Without including any images, repeat the data exactly.

==== LISTED ENTRIES

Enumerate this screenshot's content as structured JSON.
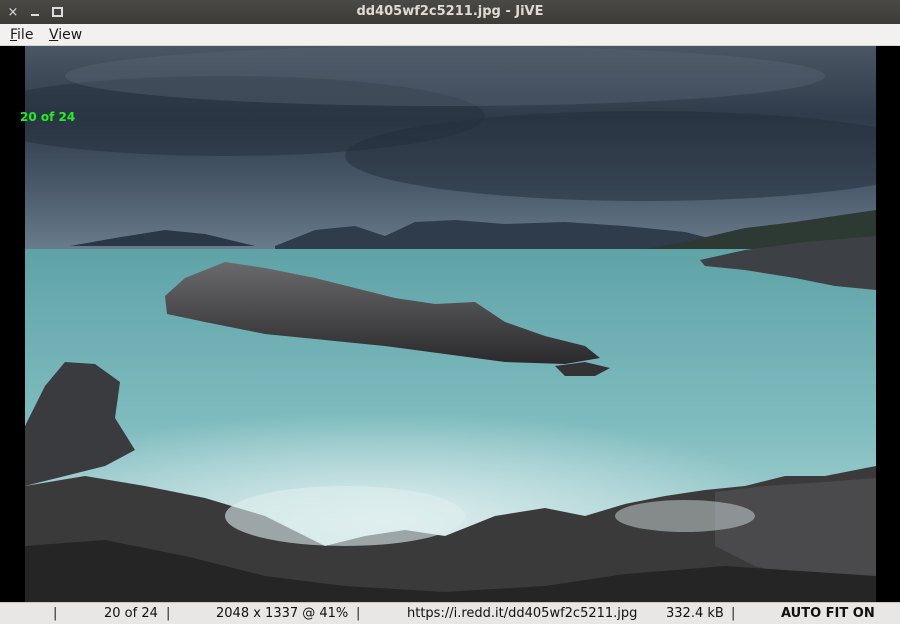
{
  "window": {
    "title": "dd405wf2c5211.jpg - JiVE",
    "close_glyph": "×"
  },
  "menu": {
    "file": {
      "mnemonic": "F",
      "rest": "ile"
    },
    "view": {
      "mnemonic": "V",
      "rest": "iew"
    }
  },
  "viewer": {
    "overlay_counter": "20 of 24",
    "overlay_color": "#22ee22",
    "image_description_colors": {
      "sky": "#3b4a5a",
      "sea": "#6fb3b6",
      "rocks": "#3a3a3c"
    }
  },
  "status": {
    "separator": "|",
    "counter": "20 of 24",
    "dimensions": "2048 x 1337 @ 41%",
    "url": "https://i.redd.it/dd405wf2c5211.jpg",
    "size": "332.4 kB",
    "fit_mode": "AUTO FIT ON"
  }
}
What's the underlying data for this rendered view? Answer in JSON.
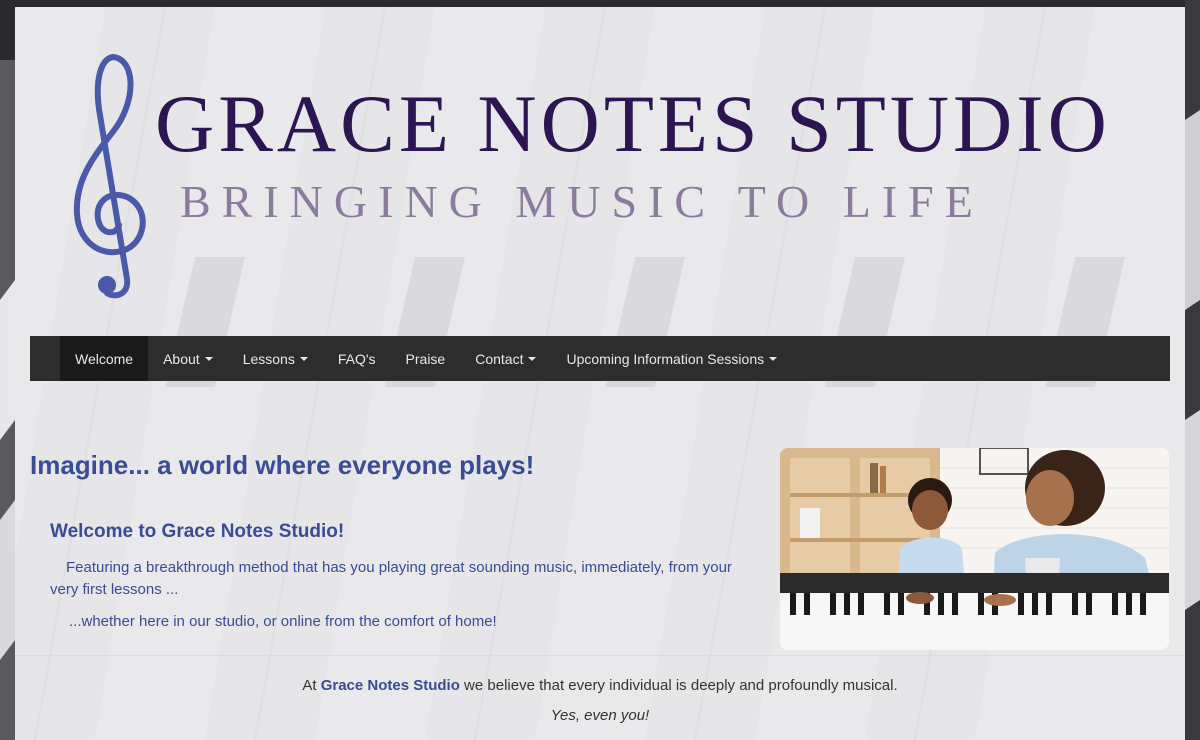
{
  "header": {
    "title": "GRACE NOTES STUDIO",
    "tagline": "BRINGING MUSIC TO LIFE",
    "logo_icon": "treble-clef-icon"
  },
  "nav": {
    "items": [
      {
        "label": "Welcome",
        "active": true,
        "dropdown": false
      },
      {
        "label": "About",
        "active": false,
        "dropdown": true
      },
      {
        "label": "Lessons",
        "active": false,
        "dropdown": true
      },
      {
        "label": "FAQ's",
        "active": false,
        "dropdown": false
      },
      {
        "label": "Praise",
        "active": false,
        "dropdown": false
      },
      {
        "label": "Contact",
        "active": false,
        "dropdown": true
      },
      {
        "label": "Upcoming Information Sessions",
        "active": false,
        "dropdown": true
      }
    ]
  },
  "main": {
    "headline": "Imagine... a world where everyone plays!",
    "welcome_title": "Welcome to Grace Notes Studio!",
    "intro": "Featuring a breakthrough method that has you playing great sounding music, immediately, from your very first lessons ...",
    "intro_2": "...whether here in our studio, or online from the comfort of home!"
  },
  "footer_text": {
    "belief_prefix": "At ",
    "belief_name": "Grace Notes Studio",
    "belief_suffix": " we believe that every individual is deeply and profoundly musical.",
    "even_you": "Yes, even you!"
  },
  "colors": {
    "title": "#2c1550",
    "tagline": "#8b7b9c",
    "accent_blue": "#394c94",
    "nav_bg": "#2d2d2e",
    "logo_clef": "#4a5aa8"
  }
}
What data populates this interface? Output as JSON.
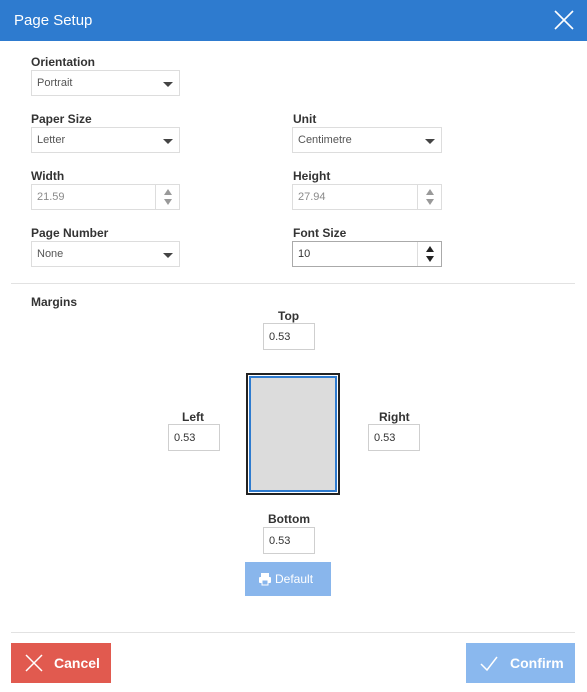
{
  "dialog": {
    "title": "Page Setup"
  },
  "orientation": {
    "label": "Orientation",
    "value": "Portrait"
  },
  "paper_size": {
    "label": "Paper Size",
    "value": "Letter"
  },
  "unit": {
    "label": "Unit",
    "value": "Centimetre"
  },
  "width": {
    "label": "Width",
    "value": "21.59"
  },
  "height": {
    "label": "Height",
    "value": "27.94"
  },
  "page_number": {
    "label": "Page Number",
    "value": "None"
  },
  "font_size": {
    "label": "Font Size",
    "value": "10"
  },
  "margins": {
    "label": "Margins",
    "top": {
      "label": "Top",
      "value": "0.53"
    },
    "left": {
      "label": "Left",
      "value": "0.53"
    },
    "right": {
      "label": "Right",
      "value": "0.53"
    },
    "bottom": {
      "label": "Bottom",
      "value": "0.53"
    }
  },
  "buttons": {
    "default": "Default",
    "cancel": "Cancel",
    "confirm": "Confirm"
  },
  "icons": {
    "close": "close-icon",
    "printer": "printer-icon",
    "cancel": "x-icon",
    "confirm": "check-icon"
  },
  "colors": {
    "titlebar": "#2e7bcf",
    "cancel": "#e15a4f",
    "confirm": "#8ab8ee",
    "default": "#89b6ec"
  }
}
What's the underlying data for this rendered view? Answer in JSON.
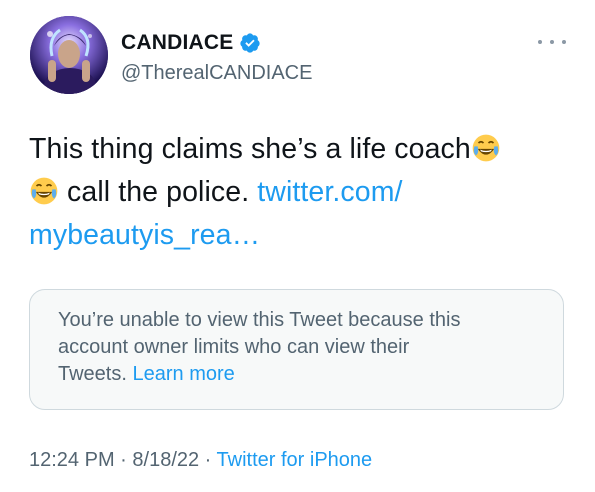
{
  "author": {
    "display_name": "CANDIACE",
    "handle": "@TherealCANDIACE",
    "verified": true
  },
  "tweet": {
    "line1_text": "This thing claims she’s a life coach",
    "line2_text": " call the police. ",
    "link_part1": "twitter.com/",
    "link_part2": "mybeautyis_rea…",
    "emoji_name": "face-with-tears-of-joy"
  },
  "quoted": {
    "line1": "You’re unable to view this Tweet because this",
    "line2": "account owner limits who can view their",
    "line3_text": "Tweets. ",
    "learn_more": "Learn more"
  },
  "meta": {
    "time": "12:24 PM",
    "sep1": " · ",
    "date": "8/18/22",
    "sep2": " · ",
    "source": "Twitter for iPhone"
  },
  "colors": {
    "link": "#1d9bf0",
    "secondary_text": "#536471",
    "verified_badge": "#1d9bf0"
  }
}
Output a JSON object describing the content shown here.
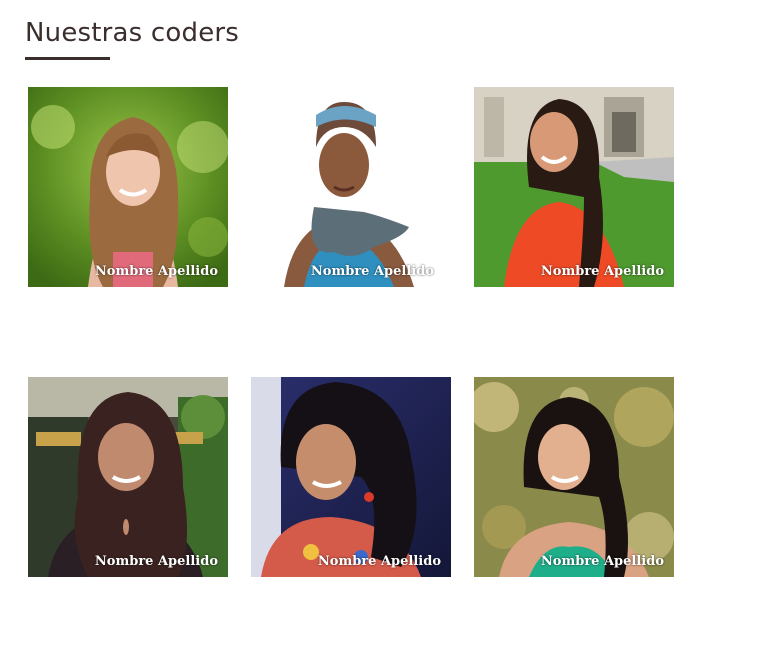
{
  "section": {
    "title": "Nuestras coders"
  },
  "coders": [
    {
      "name": "Nombre Apellido",
      "photo": "portrait-long-brown-hair-green-foliage"
    },
    {
      "name": "Nombre Apellido",
      "photo": "portrait-headscarf-white-background"
    },
    {
      "name": "Nombre Apellido",
      "photo": "portrait-red-blouse-campus-lawn"
    },
    {
      "name": "Nombre Apellido",
      "photo": "portrait-long-dark-hair-storefront"
    },
    {
      "name": "Nombre Apellido",
      "photo": "portrait-curly-hair-blue-background"
    },
    {
      "name": "Nombre Apellido",
      "photo": "portrait-teal-top-bokeh-background"
    }
  ],
  "colors": {
    "title_text": "#3b2f2e",
    "caption_text": "#ffffff"
  }
}
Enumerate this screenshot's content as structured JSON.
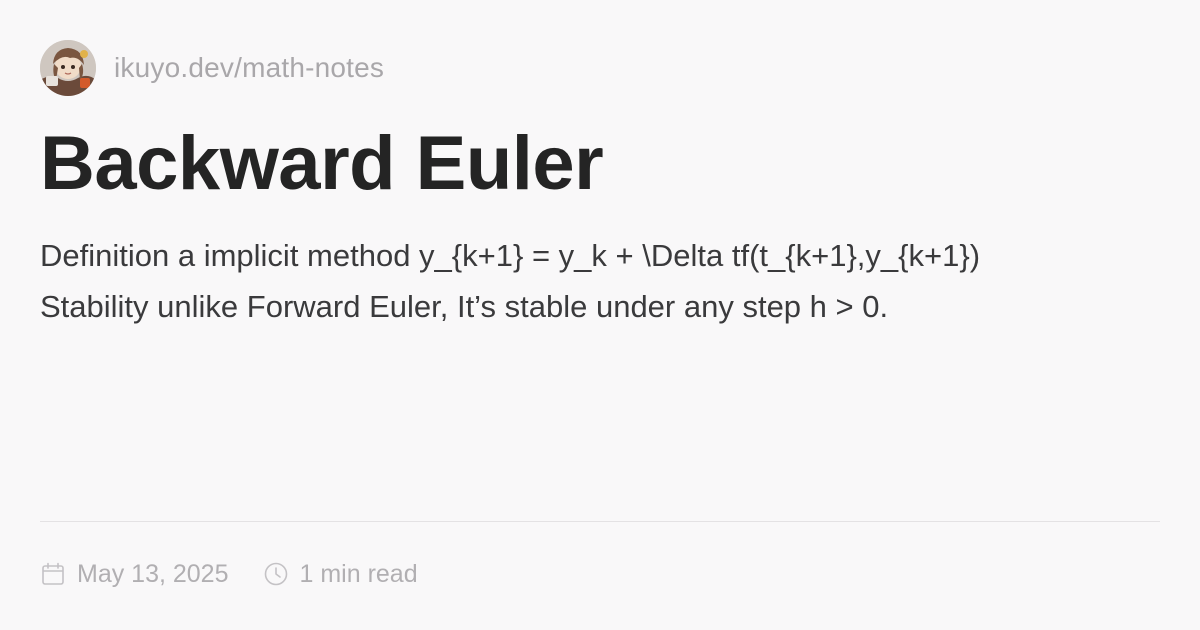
{
  "site": {
    "url": "ikuyo.dev/math-notes",
    "avatar_icon": "anime-character-avatar"
  },
  "post": {
    "title": "Backward Euler",
    "description_lines": [
      "Definition a implicit method y_{k+1} = y_k + \\Delta tf(t_{k+1},y_{k+1})",
      "Stability unlike Forward Euler, It’s stable under any step h > 0."
    ]
  },
  "meta": {
    "date": "May 13, 2025",
    "date_icon": "calendar-icon",
    "read_time": "1 min read",
    "read_time_icon": "clock-icon"
  },
  "colors": {
    "background": "#f9f8f9",
    "title": "#242424",
    "text": "#3a3a3c",
    "muted": "#b1afb2",
    "divider": "#e4e2e4"
  }
}
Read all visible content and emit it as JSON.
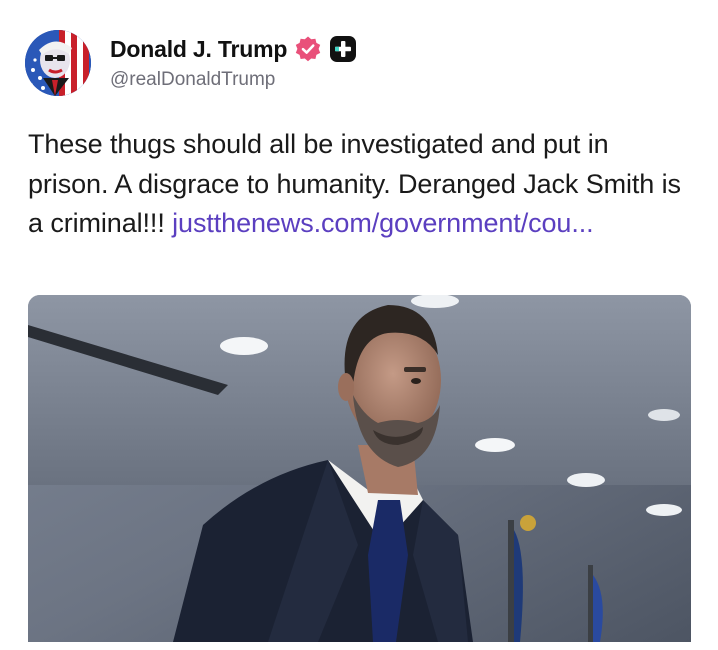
{
  "author": {
    "display_name": "Donald J. Trump",
    "handle": "@realDonaldTrump",
    "verified": true,
    "avatar_icon": "profile-portrait-avatar",
    "verified_icon": "verified-badge-icon",
    "plus_icon": "plus-badge-icon",
    "colors": {
      "verified": "#e9507a",
      "plus_badge": "#111111"
    }
  },
  "post": {
    "text": "These thugs should all be investigated and put in prison. A disgrace to humanity. Deranged Jack Smith is a criminal!!!",
    "link_text": "justthenews.com/government/cou...",
    "link_color": "#5b3fc0"
  },
  "media": {
    "type": "photo",
    "icon": "photo-man-in-suit-image"
  }
}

========

SOLUTION FOR THIS EXERCISE:
Enumerate this screenshot's content as structured JSON.
{
  "window": {
    "title": "dd405wf2c5211.jpg - JiVE",
    "close_glyph": "×"
  },
  "menu": {
    "file": {
      "mnemonic": "F",
      "rest": "ile"
    },
    "view": {
      "mnemonic": "V",
      "rest": "iew"
    }
  },
  "viewer": {
    "overlay_counter": "20 of 24",
    "overlay_color": "#22ee22",
    "image_description_colors": {
      "sky": "#3b4a5a",
      "sea": "#6fb3b6",
      "rocks": "#3a3a3c"
    }
  },
  "status": {
    "separator": "|",
    "counter": "20 of 24",
    "dimensions": "2048 x 1337 @ 41%",
    "url": "https://i.redd.it/dd405wf2c5211.jpg",
    "size": "332.4 kB",
    "fit_mode": "AUTO FIT ON"
  }
}
What's the underlying data for this rendered view? Answer in JSON.
{
  "header": {
    "title": "GRACE NOTES STUDIO",
    "tagline": "BRINGING MUSIC TO LIFE",
    "logo_icon": "treble-clef-icon"
  },
  "nav": {
    "items": [
      {
        "label": "Welcome",
        "active": true,
        "dropdown": false
      },
      {
        "label": "About",
        "active": false,
        "dropdown": true
      },
      {
        "label": "Lessons",
        "active": false,
        "dropdown": true
      },
      {
        "label": "FAQ's",
        "active": false,
        "dropdown": false
      },
      {
        "label": "Praise",
        "active": false,
        "dropdown": false
      },
      {
        "label": "Contact",
        "active": false,
        "dropdown": true
      },
      {
        "label": "Upcoming Information Sessions",
        "active": false,
        "dropdown": true
      }
    ]
  },
  "main": {
    "headline": "Imagine... a world where everyone plays!",
    "welcome_title": "Welcome to Grace Notes Studio!",
    "intro": "Featuring a breakthrough method that has you playing great sounding music, immediately, from your very first lessons ...",
    "intro_2": "...whether here in our studio, or online from the comfort of home!"
  },
  "footer_text": {
    "belief_prefix": "At ",
    "belief_name": "Grace Notes Studio",
    "belief_suffix": " we believe that every individual is deeply and profoundly musical.",
    "even_you": "Yes, even you!"
  },
  "colors": {
    "title": "#2c1550",
    "tagline": "#8b7b9c",
    "accent_blue": "#394c94",
    "nav_bg": "#2d2d2e",
    "logo_clef": "#4a5aa8"
  }
}
What data populates this interface? Output as JSON.
{
  "dialog": {
    "title": "Page Setup"
  },
  "orientation": {
    "label": "Orientation",
    "value": "Portrait"
  },
  "paper_size": {
    "label": "Paper Size",
    "value": "Letter"
  },
  "unit": {
    "label": "Unit",
    "value": "Centimetre"
  },
  "width": {
    "label": "Width",
    "value": "21.59"
  },
  "height": {
    "label": "Height",
    "value": "27.94"
  },
  "page_number": {
    "label": "Page Number",
    "value": "None"
  },
  "font_size": {
    "label": "Font Size",
    "value": "10"
  },
  "margins": {
    "label": "Margins",
    "top": {
      "label": "Top",
      "value": "0.53"
    },
    "left": {
      "label": "Left",
      "value": "0.53"
    },
    "right": {
      "label": "Right",
      "value": "0.53"
    },
    "bottom": {
      "label": "Bottom",
      "value": "0.53"
    }
  },
  "buttons": {
    "default": "Default",
    "cancel": "Cancel",
    "confirm": "Confirm"
  },
  "icons": {
    "close": "close-icon",
    "printer": "printer-icon",
    "cancel": "x-icon",
    "confirm": "check-icon"
  },
  "colors": {
    "titlebar": "#2e7bcf",
    "cancel": "#e15a4f",
    "confirm": "#8ab8ee",
    "default": "#89b6ec"
  }
}
What's the underlying data for this rendered view? Answer in JSON.
{
  "author": {
    "display_name": "CANDIACE",
    "handle": "@TherealCANDIACE",
    "verified": true
  },
  "tweet": {
    "line1_text": "This thing claims she’s a life coach",
    "line2_text": " call the police. ",
    "link_part1": "twitter.com/",
    "link_part2": "mybeautyis_rea…",
    "emoji_name": "face-with-tears-of-joy"
  },
  "quoted": {
    "line1": "You’re unable to view this Tweet because this",
    "line2": "account owner limits who can view their",
    "line3_text": "Tweets. ",
    "learn_more": "Learn more"
  },
  "meta": {
    "time": "12:24 PM",
    "sep1": " · ",
    "date": "8/18/22",
    "sep2": " · ",
    "source": "Twitter for iPhone"
  },
  "colors": {
    "link": "#1d9bf0",
    "secondary_text": "#536471",
    "verified_badge": "#1d9bf0"
  }
}
Output a JSON object describing the content shown here.
{
  "section": {
    "title": "Nuestras coders"
  },
  "coders": [
    {
      "name": "Nombre Apellido",
      "photo": "portrait-long-brown-hair-green-foliage"
    },
    {
      "name": "Nombre Apellido",
      "photo": "portrait-headscarf-white-background"
    },
    {
      "name": "Nombre Apellido",
      "photo": "portrait-red-blouse-campus-lawn"
    },
    {
      "name": "Nombre Apellido",
      "photo": "portrait-long-dark-hair-storefront"
    },
    {
      "name": "Nombre Apellido",
      "photo": "portrait-curly-hair-blue-background"
    },
    {
      "name": "Nombre Apellido",
      "photo": "portrait-teal-top-bokeh-background"
    }
  ],
  "colors": {
    "title_text": "#3b2f2e",
    "caption_text": "#ffffff"
  }
}
Enumerate this screenshot's content as structured JSON.
{
  "site": {
    "url": "ikuyo.dev/math-notes",
    "avatar_icon": "anime-character-avatar"
  },
  "post": {
    "title": "Backward Euler",
    "description_lines": [
      "Definition a implicit method y_{k+1} = y_k + \\Delta tf(t_{k+1},y_{k+1})",
      "Stability unlike Forward Euler, It’s stable under any step h > 0."
    ]
  },
  "meta": {
    "date": "May 13, 2025",
    "date_icon": "calendar-icon",
    "read_time": "1 min read",
    "read_time_icon": "clock-icon"
  },
  "colors": {
    "background": "#f9f8f9",
    "title": "#242424",
    "text": "#3a3a3c",
    "muted": "#b1afb2",
    "divider": "#e4e2e4"
  }
}
Read all visible content and emit it as JSON.
{
  "author": {
    "display_name": "Donald J. Trump",
    "handle": "@realDonaldTrump",
    "verified": true,
    "avatar_icon": "profile-portrait-avatar",
    "verified_icon": "verified-badge-icon",
    "plus_icon": "plus-badge-icon",
    "colors": {
      "verified": "#e9507a",
      "plus_badge": "#111111"
    }
  },
  "post": {
    "text": "These thugs should all be investigated and put in prison. A disgrace to humanity. Deranged Jack Smith is a criminal!!!",
    "link_text": "justthenews.com/government/cou...",
    "link_color": "#5b3fc0"
  },
  "media": {
    "type": "photo",
    "icon": "photo-man-in-suit-image"
  }
}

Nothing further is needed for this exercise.